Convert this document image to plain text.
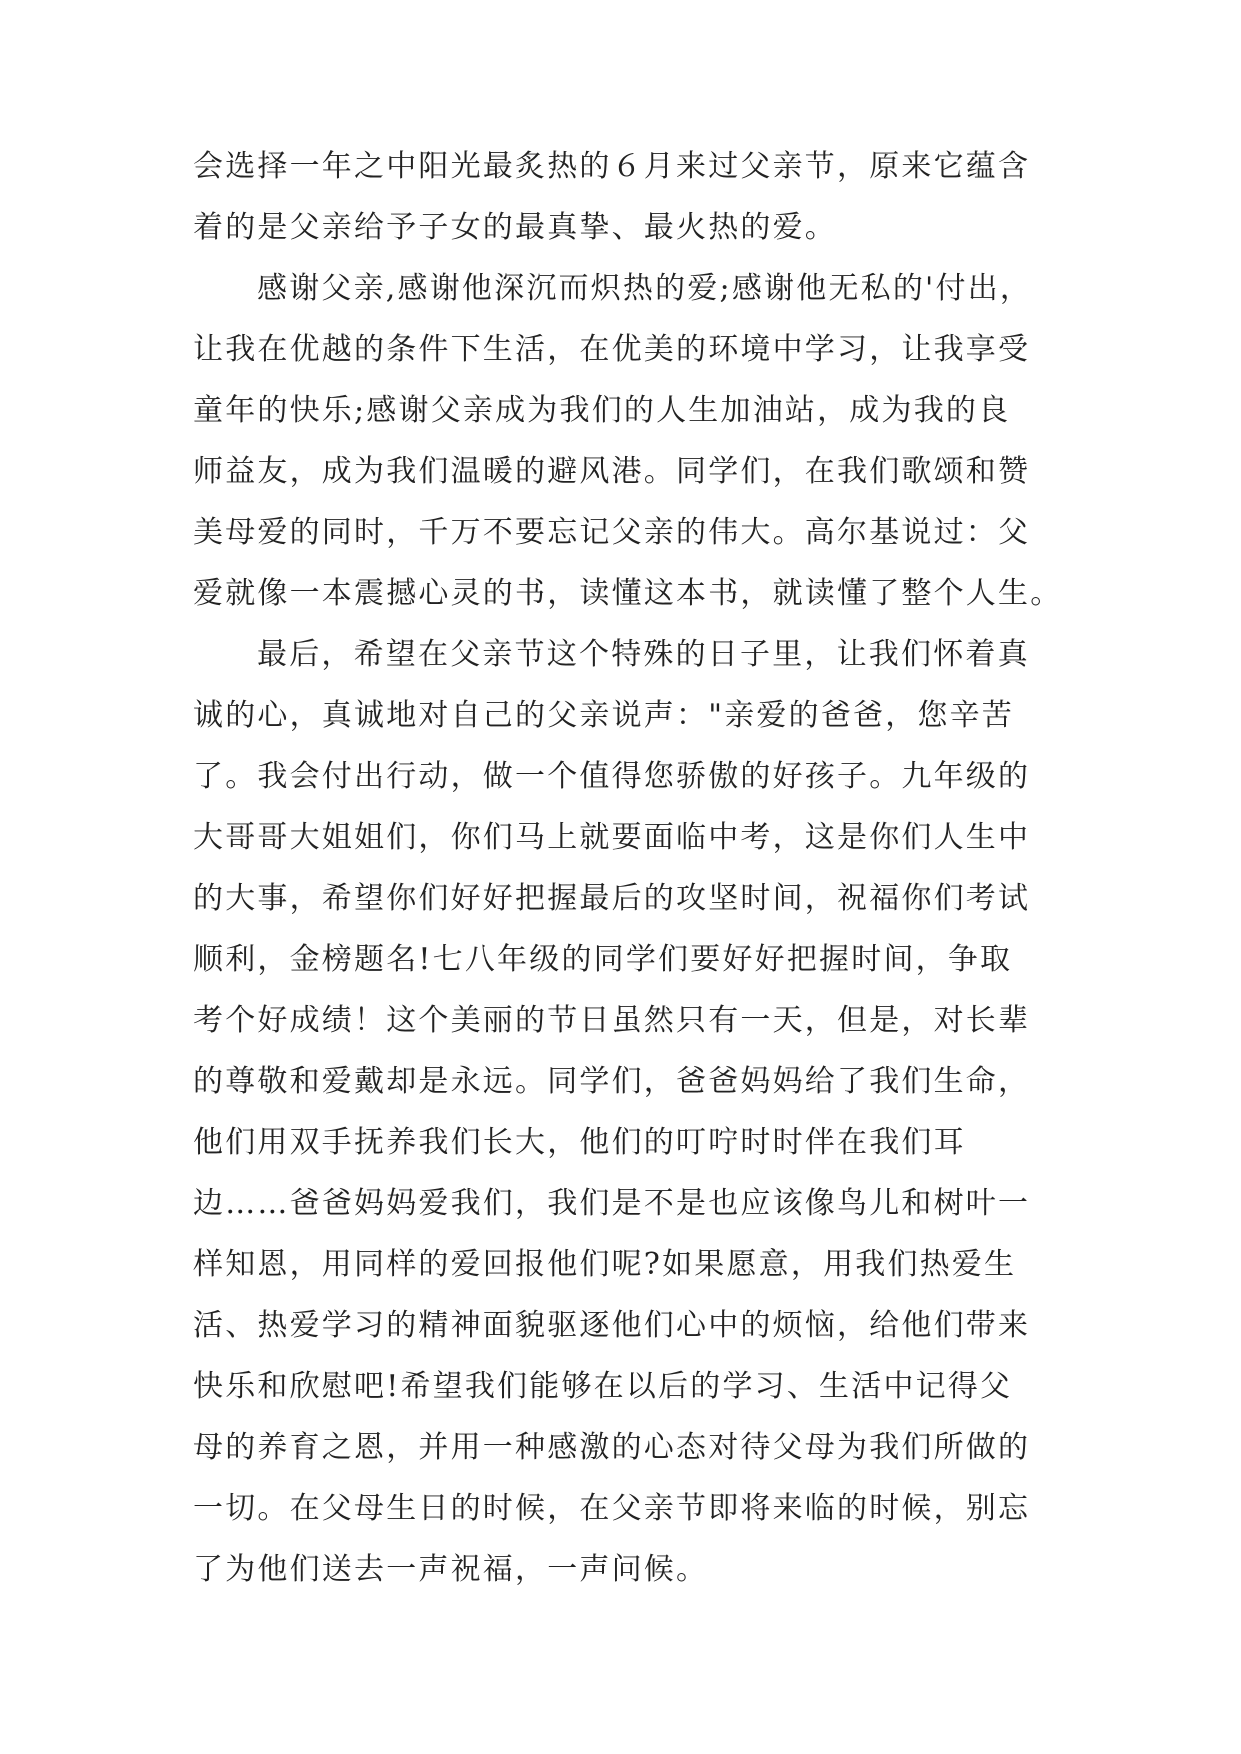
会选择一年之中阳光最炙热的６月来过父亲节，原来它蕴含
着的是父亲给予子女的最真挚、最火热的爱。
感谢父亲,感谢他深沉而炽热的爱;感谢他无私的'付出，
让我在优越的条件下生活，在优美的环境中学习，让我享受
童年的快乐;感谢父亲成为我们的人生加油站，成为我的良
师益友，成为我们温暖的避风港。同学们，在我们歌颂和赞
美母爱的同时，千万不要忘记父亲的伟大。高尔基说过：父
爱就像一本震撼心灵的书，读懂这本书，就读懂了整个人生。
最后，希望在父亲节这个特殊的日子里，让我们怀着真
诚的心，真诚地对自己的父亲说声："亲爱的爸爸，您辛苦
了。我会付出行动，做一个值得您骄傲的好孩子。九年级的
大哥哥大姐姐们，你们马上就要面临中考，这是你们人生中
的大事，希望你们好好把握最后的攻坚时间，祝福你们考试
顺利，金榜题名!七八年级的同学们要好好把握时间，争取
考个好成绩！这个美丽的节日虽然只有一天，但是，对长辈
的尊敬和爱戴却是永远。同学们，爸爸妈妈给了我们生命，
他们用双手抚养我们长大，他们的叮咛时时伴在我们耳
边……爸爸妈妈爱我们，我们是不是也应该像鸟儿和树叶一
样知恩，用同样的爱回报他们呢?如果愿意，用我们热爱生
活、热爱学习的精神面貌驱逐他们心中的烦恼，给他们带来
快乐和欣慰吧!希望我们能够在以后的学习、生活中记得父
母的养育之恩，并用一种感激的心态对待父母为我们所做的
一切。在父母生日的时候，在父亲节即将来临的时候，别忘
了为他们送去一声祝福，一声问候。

------------------------------

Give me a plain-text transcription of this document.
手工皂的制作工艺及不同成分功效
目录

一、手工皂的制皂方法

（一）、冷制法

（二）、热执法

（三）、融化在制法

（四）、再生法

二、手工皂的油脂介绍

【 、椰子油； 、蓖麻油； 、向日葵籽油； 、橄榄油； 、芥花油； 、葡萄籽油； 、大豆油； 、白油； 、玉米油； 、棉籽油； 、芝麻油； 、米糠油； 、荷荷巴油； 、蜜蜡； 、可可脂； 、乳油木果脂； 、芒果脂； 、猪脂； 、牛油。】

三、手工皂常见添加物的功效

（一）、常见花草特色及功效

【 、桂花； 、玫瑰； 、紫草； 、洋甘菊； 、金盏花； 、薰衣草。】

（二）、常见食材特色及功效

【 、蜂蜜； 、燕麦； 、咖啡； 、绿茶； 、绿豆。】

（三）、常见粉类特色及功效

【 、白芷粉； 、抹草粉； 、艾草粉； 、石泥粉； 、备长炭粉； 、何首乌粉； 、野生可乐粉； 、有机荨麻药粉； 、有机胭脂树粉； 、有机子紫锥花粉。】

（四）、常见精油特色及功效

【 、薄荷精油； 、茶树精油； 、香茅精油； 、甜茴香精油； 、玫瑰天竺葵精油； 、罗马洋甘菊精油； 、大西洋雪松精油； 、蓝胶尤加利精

------------------------------

=== Task objective ===
From the listing above, report the number of lines containing the string "document", without any accompanying remarks.

=== Expected answer ===
2